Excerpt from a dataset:
● ● ● ● ●

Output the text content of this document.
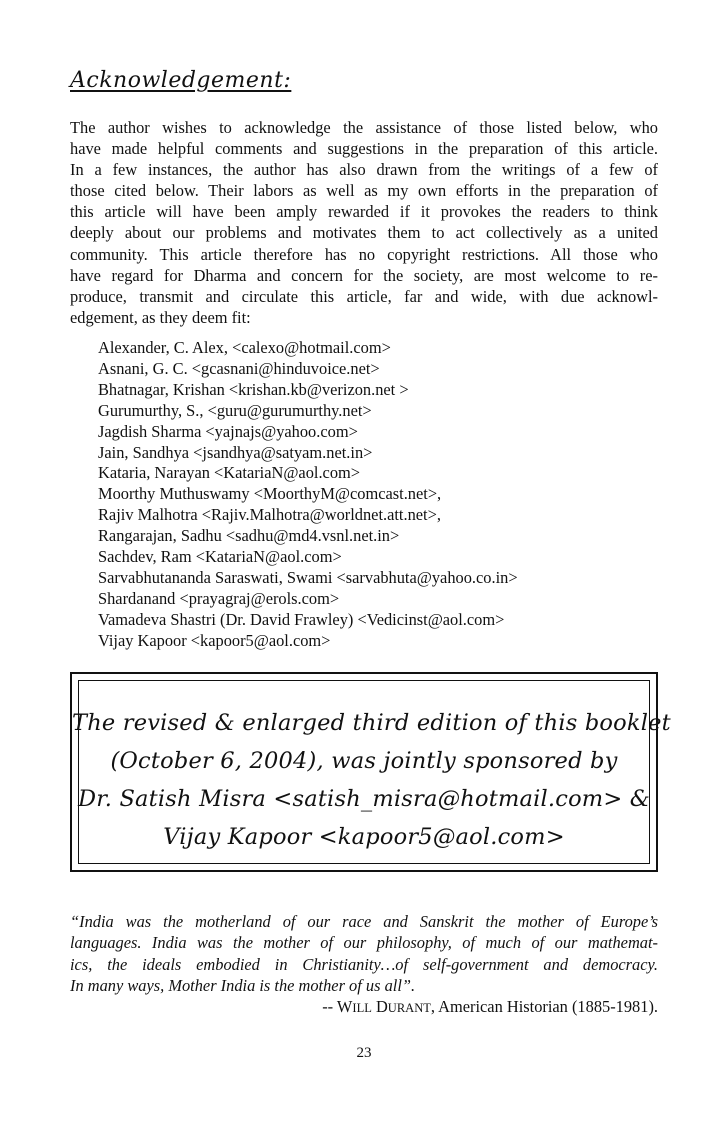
Acknowledgement:
The author wishes to acknowledge the assistance of those listed below, who
have made helpful comments and suggestions in the preparation of this article.
In a few instances, the author has also drawn from the writings of a few of
those cited below. Their labors as well as my own efforts in the preparation of
this article will have been amply rewarded if it provokes the readers to think
deeply about our problems and motivates them to act collectively as a united
community. This article therefore has no copyright restrictions. All those who
have regard for Dharma and concern for the society, are most welcome to re-
produce, transmit and circulate this article, far and wide, with due acknowl-
edgement, as they deem fit:
Alexander, C. Alex, <calexo@hotmail.com>
Asnani, G. C. <gcasnani@hinduvoice.net>
Bhatnagar, Krishan <krishan.kb@verizon.net >
Gurumurthy, S., <guru@gurumurthy.net>
Jagdish Sharma <yajnajs@yahoo.com>
Jain, Sandhya <jsandhya@satyam.net.in>
Kataria, Narayan <KatariaN@aol.com>
Moorthy Muthuswamy <MoorthyM@comcast.net>,
Rajiv Malhotra <Rajiv.Malhotra@worldnet.att.net>,
Rangarajan, Sadhu <sadhu@md4.vsnl.net.in>
Sachdev, Ram <KatariaN@aol.com>
Sarvabhutananda Saraswati, Swami <sarvabhuta@yahoo.co.in>
Shardanand <prayagraj@erols.com>
Vamadeva Shastri (Dr. David Frawley) <Vedicinst@aol.com>
Vijay Kapoor <kapoor5@aol.com>
The revised & enlarged third edition of this booklet
(October 6, 2004), was jointly sponsored by
Dr. Satish Misra <satish_misra@hotmail.com> &
Vijay Kapoor <kapoor5@aol.com>
“India was the motherland of our race and Sanskrit the mother of Europe’s
languages. India was the mother of our philosophy, of much of our mathemat-
ics, the ideals embodied in Christianity…of self-government and democracy.
In many ways, Mother India is the mother of us all”.
-- WILL DURANT, American Historian (1885-1981).
23
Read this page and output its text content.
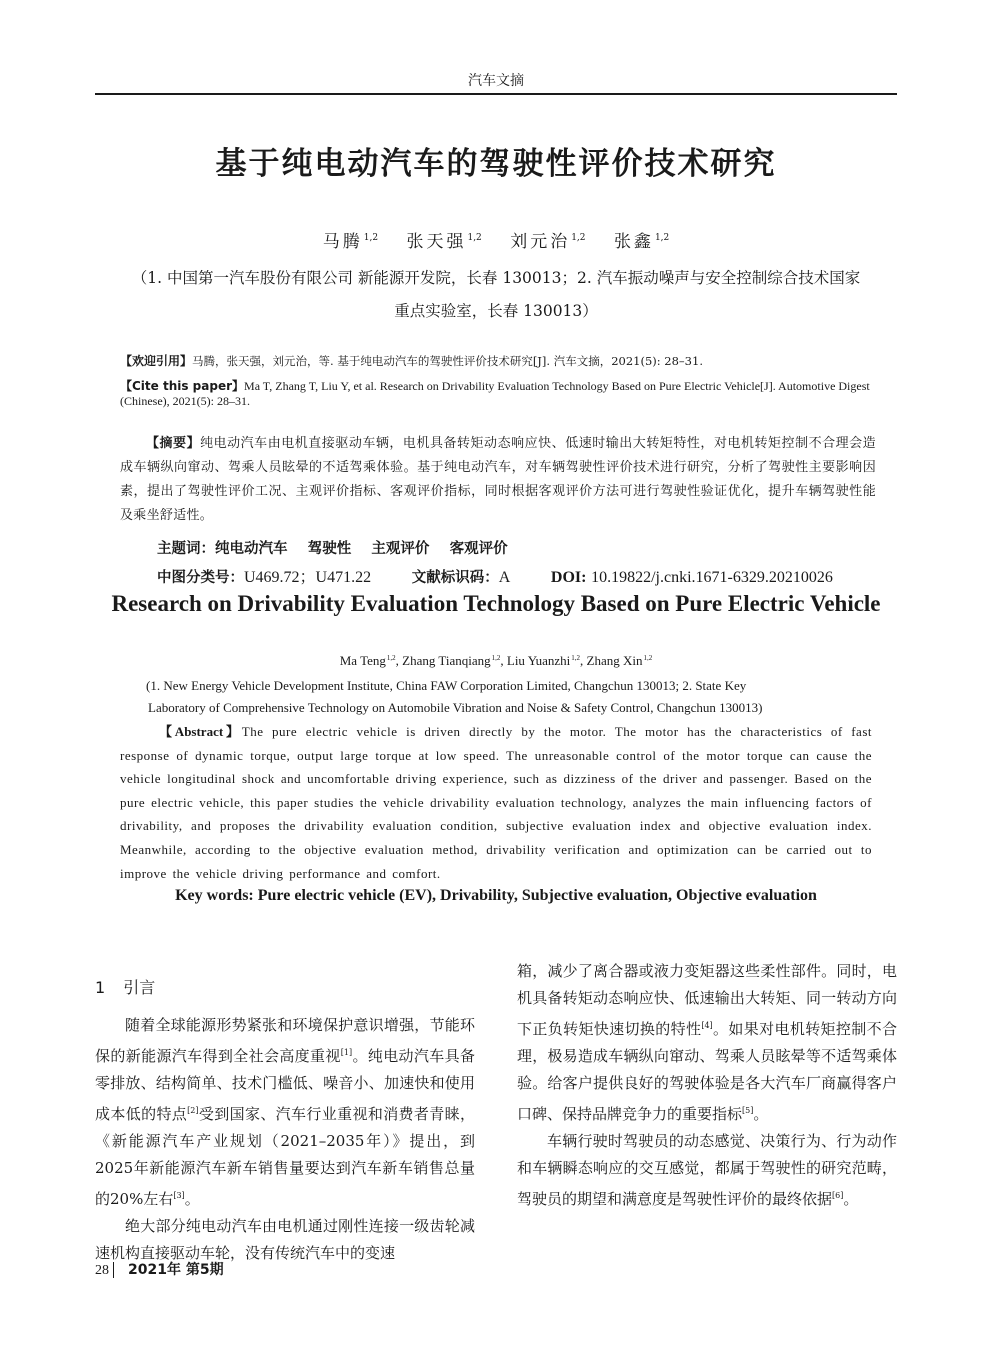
汽车文摘
基于纯电动汽车的驾驶性评价技术研究
马腾$^{1,2}$ 张天强$^{1,2}$ 刘元治$^{1,2}$ 张鑫$^{1,2}$

（1. 中国第一汽车股份有限公司 新能源开发院，长春 130013；2. 汽车振动噪声与安全控制综合技术国家

重点实验室，长春 130013）

【欢迎引用】马腾，张天强，刘元治，等. 基于纯电动汽车的驾驶性评价技术研究[J]. 汽车文摘，2021(5): 28–31.
【Cite this paper】Ma T, Zhang T, Liu Y, et al. Research on Drivability Evaluation Technology Based on Pure Electric Vehicle[J]. Automotive Digest (Chinese), 2021(5): 28–31.
【摘要】纯电动汽车由电机直接驱动车辆，电机具备转矩动态响应快、低速时输出大转矩特性，对电机转矩控制不合理会造成车辆纵向窜动、驾乘人员眩晕的不适驾乘体验。基于纯电动汽车，对车辆驾驶性评价技术进行研究，分析了驾驶性主要影响因素，提出了驾驶性评价工况、主观评价指标、客观评价指标，同时根据客观评价方法可进行驾驶性验证优化，提升车辆驾驶性能及乘坐舒适性。
主题词：纯电动汽车    驾驶性    主观评价    客观评价
中图分类号：U469.72；U471.22	文献标识码：A	DOI: 10.19822/j.cnki.1671-6329.20210026
Research on Drivability Evaluation Technology Based on Pure Electric Vehicle
Ma Teng$^{1,2}$, Zhang Tianqiang$^{1,2}$, Liu Yuanzhi$^{1,2}$, Zhang Xin$^{1,2}$

(1. New Energy Vehicle Development Institute, China FAW Corporation Limited, Changchun 130013; 2. State Key

Laboratory of Comprehensive Technology on Automobile Vibration and Noise & Safety Control, Changchun 130013)

【Abstract】The pure electric vehicle is driven directly by the motor. The motor has the characteristics of fast response of dynamic torque, output large torque at low speed. The unreasonable control of the motor torque can cause the vehicle longitudinal shock and uncomfortable driving experience, such as dizziness of the driver and passenger. Based on the pure electric vehicle, this paper studies the vehicle drivability evaluation technology, analyzes the main influencing factors of drivability, and proposes the drivability evaluation condition, subjective evaluation index and objective evaluation index. Meanwhile, according to the objective evaluation method, drivability verification and optimization can be carried out to improve the vehicle driving performance and comfort.
Key words: Pure electric vehicle (EV), Drivability, Subjective evaluation, Objective evaluation
1 引言

随着全球能源形势紧张和环境保护意识增强，节能环保的新能源汽车得到全社会高度重视[1]。纯电动汽车具备零排放、结构简单、技术门槛低、噪音小、加速快和使用成本低的特点[2]受到国家、汽车行业重视和消费者青睐，《新能源汽车产业规划（2021–2035年）》提出，到2025年新能源汽车新车销售量要达到汽车新车销售总量的20%左右[3]。

绝大部分纯电动汽车由电机通过刚性连接一级齿轮减速机构直接驱动车轮，没有传统汽车中的变速

箱，减少了离合器或液力变矩器这些柔性部件。同时，电机具备转矩动态响应快、低速输出大转矩、同一转动方向下正负转矩快速切换的特性[4]。如果对电机转矩控制不合理，极易造成车辆纵向窜动、驾乘人员眩晕等不适驾乘体验。给客户提供良好的驾驶体验是各大汽车厂商赢得客户口碑、保持品牌竞争力的重要指标[5]。

车辆行驶时驾驶员的动态感觉、决策行为、行为动作和车辆瞬态响应的交互感觉，都属于驾驶性的研究范畴，驾驶员的期望和满意度是驾驶性评价的最终依据[6]。

28 2021年 第5期
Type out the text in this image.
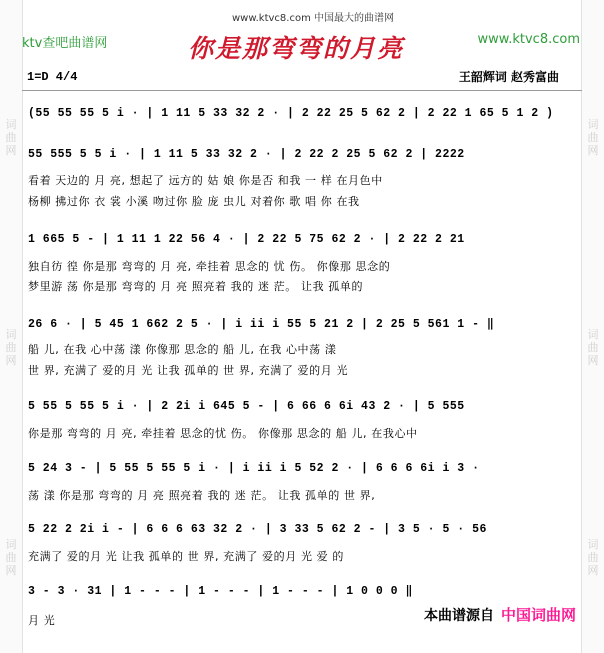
词
曲
网
词
曲
网
词
曲
网
词
曲
网
词
曲
网
词
曲
网
www.ktvc8.com 中国最大的曲谱网
ktv查吧曲谱网	你是那弯弯的月亮	www.ktvc8.com
1=D 4/4	王韶辉词 赵秀富曲
(55 55 55 5 i · | 1 11 5 33 32 2 · | 2 22 25 5 62 2 | 2 22 1 65 5 1 2 )
55 555 5 5 i · | 1 11 5 33 32 2 · | 2 22 2 25 5 62 2 | 2222
看着 天边的 月 亮, 想起了 远方的 姑 娘 你是否 和我 一 样 在月色中
杨柳 拂过你 衣 裳 小溪 吻过你 脸 庞 虫儿 对着你 歌 唱 你 在我
1 665 5 - | 1 11 1 22 56 4 · | 2 22 5 75 62 2 · | 2 22 2 21
独自彷 徨 你是那 弯弯的 月 亮, 牵挂着 思念的 忧 伤。 你像那 思念的
梦里游 荡 你是那 弯弯的 月 亮 照亮着 我的 迷 茫。 让我 孤单的
26 6 · | 5 45 1 662 2 5 · | i ii i 55 5 21 2 | 2 25 5 561 1 - ‖
船 儿, 在我 心中荡 漾 你像那 思念的 船 儿, 在我 心中荡 漾
世 界, 充满了 爱的月 光 让我 孤单的 世 界, 充满了 爱的月 光
5 55 5 55 5 i · | 2 2i i 645 5 - | 6 66 6 6i 43 2 · | 5 555
你是那 弯弯的 月 亮, 牵挂着 思念的忧 伤。 你像那 思念的 船 儿, 在我心中
5 24 3 - | 5 55 5 55 5 i · | i ii i 5 52 2 · | 6 6 6 6i i 3 ·
荡 漾 你是那 弯弯的 月 亮 照亮着 我的 迷 茫。 让我 孤单的 世 界,
5 22 2 2i i - | 6 6 6 63 32 2 · | 3 33 5 62 2 - | 3 5 · 5 · 56
充满了 爱的月 光 让我 孤单的 世 界, 充满了 爱的月 光 爱 的
3 - 3 · 31 | 1 - - - | 1 - - - | 1 - - - | 1 0 0 0 ‖
月 光	本曲谱源自 中国词曲网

● ● ● ● ●

## REQUIRED WORK
Copy every line from the records above that contains the word "below".

## THE RESULT
The author wishes to acknowledge the assistance of those listed below, who
those cited below. Their labors as well as my own efforts in the preparation of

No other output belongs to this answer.